_Collection entries_:
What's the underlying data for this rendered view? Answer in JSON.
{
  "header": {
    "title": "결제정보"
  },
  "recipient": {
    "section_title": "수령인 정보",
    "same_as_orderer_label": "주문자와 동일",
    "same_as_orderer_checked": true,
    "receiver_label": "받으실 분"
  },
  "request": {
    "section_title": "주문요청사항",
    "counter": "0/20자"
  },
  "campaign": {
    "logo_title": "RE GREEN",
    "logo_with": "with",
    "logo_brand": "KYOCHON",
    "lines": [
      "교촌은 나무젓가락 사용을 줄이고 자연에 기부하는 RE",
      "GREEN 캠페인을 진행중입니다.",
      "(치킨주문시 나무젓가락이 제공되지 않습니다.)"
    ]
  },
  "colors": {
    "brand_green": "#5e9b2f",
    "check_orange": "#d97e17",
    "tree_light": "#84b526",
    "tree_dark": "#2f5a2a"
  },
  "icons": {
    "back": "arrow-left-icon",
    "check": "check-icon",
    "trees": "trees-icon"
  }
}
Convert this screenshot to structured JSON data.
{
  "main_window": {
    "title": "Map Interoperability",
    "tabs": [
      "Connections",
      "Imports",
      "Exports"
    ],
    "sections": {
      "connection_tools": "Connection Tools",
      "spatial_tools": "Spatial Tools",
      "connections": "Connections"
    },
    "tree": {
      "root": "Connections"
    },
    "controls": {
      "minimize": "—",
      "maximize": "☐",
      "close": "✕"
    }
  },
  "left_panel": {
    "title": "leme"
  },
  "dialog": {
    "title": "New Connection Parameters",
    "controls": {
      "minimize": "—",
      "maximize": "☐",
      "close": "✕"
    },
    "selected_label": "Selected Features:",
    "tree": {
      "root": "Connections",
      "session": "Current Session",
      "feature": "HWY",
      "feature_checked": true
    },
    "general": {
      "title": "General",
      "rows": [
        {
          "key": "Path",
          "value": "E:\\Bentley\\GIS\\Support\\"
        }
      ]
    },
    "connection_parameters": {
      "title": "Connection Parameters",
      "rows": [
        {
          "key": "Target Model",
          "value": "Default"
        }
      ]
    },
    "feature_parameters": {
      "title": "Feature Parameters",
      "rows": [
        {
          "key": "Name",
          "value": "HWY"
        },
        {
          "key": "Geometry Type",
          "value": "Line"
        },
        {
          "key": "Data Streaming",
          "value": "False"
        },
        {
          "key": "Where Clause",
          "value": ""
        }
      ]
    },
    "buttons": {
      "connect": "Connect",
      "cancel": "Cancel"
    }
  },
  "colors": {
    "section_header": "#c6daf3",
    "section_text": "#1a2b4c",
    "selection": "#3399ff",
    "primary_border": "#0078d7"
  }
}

_What the task requires_:
Take the lines above and print them exactly.

_Exercise result_:
What's the underlying data for this rendered view? Answer in JSON.
{
  "header": {
    "title": "결제정보"
  },
  "recipient": {
    "section_title": "수령인 정보",
    "same_as_orderer_label": "주문자와 동일",
    "same_as_orderer_checked": true,
    "receiver_label": "받으실 분"
  },
  "request": {
    "section_title": "주문요청사항",
    "counter": "0/20자"
  },
  "campaign": {
    "logo_title": "RE GREEN",
    "logo_with": "with",
    "logo_brand": "KYOCHON",
    "lines": [
      "교촌은 나무젓가락 사용을 줄이고 자연에 기부하는 RE",
      "GREEN 캠페인을 진행중입니다.",
      "(치킨주문시 나무젓가락이 제공되지 않습니다.)"
    ]
  },
  "colors": {
    "brand_green": "#5e9b2f",
    "check_orange": "#d97e17",
    "tree_light": "#84b526",
    "tree_dark": "#2f5a2a"
  },
  "icons": {
    "back": "arrow-left-icon",
    "check": "check-icon",
    "trees": "trees-icon"
  }
}
Convert this screenshot to structured JSON data.
{
  "main_window": {
    "title": "Map Interoperability",
    "tabs": [
      "Connections",
      "Imports",
      "Exports"
    ],
    "sections": {
      "connection_tools": "Connection Tools",
      "spatial_tools": "Spatial Tools",
      "connections": "Connections"
    },
    "tree": {
      "root": "Connections"
    },
    "controls": {
      "minimize": "—",
      "maximize": "☐",
      "close": "✕"
    }
  },
  "left_panel": {
    "title": "leme"
  },
  "dialog": {
    "title": "New Connection Parameters",
    "controls": {
      "minimize": "—",
      "maximize": "☐",
      "close": "✕"
    },
    "selected_label": "Selected Features:",
    "tree": {
      "root": "Connections",
      "session": "Current Session",
      "feature": "HWY",
      "feature_checked": true
    },
    "general": {
      "title": "General",
      "rows": [
        {
          "key": "Path",
          "value": "E:\\Bentley\\GIS\\Support\\"
        }
      ]
    },
    "connection_parameters": {
      "title": "Connection Parameters",
      "rows": [
        {
          "key": "Target Model",
          "value": "Default"
        }
      ]
    },
    "feature_parameters": {
      "title": "Feature Parameters",
      "rows": [
        {
          "key": "Name",
          "value": "HWY"
        },
        {
          "key": "Geometry Type",
          "value": "Line"
        },
        {
          "key": "Data Streaming",
          "value": "False"
        },
        {
          "key": "Where Clause",
          "value": ""
        }
      ]
    },
    "buttons": {
      "connect": "Connect",
      "cancel": "Cancel"
    }
  },
  "colors": {
    "section_header": "#c6daf3",
    "section_text": "#1a2b4c",
    "selection": "#3399ff",
    "primary_border": "#0078d7"
  }
}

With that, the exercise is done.